» Required work: Count how many lines of the material below have the word "artifact" and give only the number.

** Begin Information supplied **

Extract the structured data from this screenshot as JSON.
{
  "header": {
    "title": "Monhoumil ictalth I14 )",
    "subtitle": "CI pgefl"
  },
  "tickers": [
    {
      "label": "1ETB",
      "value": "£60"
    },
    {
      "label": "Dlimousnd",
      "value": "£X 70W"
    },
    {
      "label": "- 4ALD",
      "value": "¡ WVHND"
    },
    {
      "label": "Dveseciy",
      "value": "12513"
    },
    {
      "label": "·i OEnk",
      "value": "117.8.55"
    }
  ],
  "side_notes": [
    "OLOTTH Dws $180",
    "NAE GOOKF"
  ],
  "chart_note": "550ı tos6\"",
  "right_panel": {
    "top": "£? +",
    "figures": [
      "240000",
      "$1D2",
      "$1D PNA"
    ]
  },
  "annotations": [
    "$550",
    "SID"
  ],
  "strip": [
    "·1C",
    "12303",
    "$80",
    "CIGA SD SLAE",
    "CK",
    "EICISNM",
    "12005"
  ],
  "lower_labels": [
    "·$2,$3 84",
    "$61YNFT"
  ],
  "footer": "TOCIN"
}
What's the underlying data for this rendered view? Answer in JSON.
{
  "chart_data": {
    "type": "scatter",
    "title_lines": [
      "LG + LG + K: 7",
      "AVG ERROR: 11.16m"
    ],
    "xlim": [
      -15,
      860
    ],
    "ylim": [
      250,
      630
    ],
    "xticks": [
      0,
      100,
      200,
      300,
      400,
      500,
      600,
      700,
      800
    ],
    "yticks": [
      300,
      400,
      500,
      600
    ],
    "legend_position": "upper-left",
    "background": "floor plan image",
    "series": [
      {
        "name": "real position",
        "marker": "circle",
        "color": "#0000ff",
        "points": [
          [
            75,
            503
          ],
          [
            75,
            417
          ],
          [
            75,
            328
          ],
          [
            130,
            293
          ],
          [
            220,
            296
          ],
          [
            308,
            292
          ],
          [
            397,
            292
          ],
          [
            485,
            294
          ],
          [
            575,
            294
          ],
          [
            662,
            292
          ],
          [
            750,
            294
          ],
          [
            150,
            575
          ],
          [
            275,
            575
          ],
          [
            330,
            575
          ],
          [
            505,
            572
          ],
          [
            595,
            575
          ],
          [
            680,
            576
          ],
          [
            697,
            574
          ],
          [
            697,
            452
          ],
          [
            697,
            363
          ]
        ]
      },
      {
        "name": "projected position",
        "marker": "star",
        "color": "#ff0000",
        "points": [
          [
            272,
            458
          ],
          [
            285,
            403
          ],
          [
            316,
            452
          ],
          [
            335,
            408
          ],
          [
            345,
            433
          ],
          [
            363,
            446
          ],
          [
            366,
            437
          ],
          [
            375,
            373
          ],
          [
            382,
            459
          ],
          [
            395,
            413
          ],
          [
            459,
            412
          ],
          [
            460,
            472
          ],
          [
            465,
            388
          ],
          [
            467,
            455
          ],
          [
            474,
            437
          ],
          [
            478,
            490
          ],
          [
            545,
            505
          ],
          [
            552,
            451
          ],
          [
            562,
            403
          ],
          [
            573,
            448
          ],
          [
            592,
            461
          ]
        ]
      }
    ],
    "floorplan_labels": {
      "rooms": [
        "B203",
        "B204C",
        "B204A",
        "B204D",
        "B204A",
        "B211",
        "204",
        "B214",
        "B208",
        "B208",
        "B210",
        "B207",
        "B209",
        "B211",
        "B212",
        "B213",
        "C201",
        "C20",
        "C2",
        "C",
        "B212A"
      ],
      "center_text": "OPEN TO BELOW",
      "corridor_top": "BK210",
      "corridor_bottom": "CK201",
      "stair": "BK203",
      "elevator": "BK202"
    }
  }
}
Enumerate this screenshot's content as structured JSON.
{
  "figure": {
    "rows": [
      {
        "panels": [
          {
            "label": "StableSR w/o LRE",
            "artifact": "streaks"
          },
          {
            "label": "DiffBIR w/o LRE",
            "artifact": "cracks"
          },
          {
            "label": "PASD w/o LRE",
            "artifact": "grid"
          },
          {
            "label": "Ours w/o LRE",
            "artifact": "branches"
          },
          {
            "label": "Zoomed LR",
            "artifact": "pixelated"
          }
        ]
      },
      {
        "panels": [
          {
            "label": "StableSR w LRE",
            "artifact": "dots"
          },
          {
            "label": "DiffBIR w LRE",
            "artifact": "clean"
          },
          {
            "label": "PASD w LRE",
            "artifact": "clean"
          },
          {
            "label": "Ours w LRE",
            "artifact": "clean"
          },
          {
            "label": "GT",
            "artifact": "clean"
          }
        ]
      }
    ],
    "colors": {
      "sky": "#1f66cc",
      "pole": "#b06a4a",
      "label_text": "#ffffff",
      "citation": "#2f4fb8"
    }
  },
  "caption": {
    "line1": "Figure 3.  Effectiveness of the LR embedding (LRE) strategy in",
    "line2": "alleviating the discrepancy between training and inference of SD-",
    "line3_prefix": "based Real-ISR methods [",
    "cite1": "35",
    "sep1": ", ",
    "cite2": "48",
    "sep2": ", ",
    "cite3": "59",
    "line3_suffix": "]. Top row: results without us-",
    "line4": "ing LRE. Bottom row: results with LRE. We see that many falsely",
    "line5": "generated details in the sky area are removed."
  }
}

** End Information supplied **

» Answer for the task: 10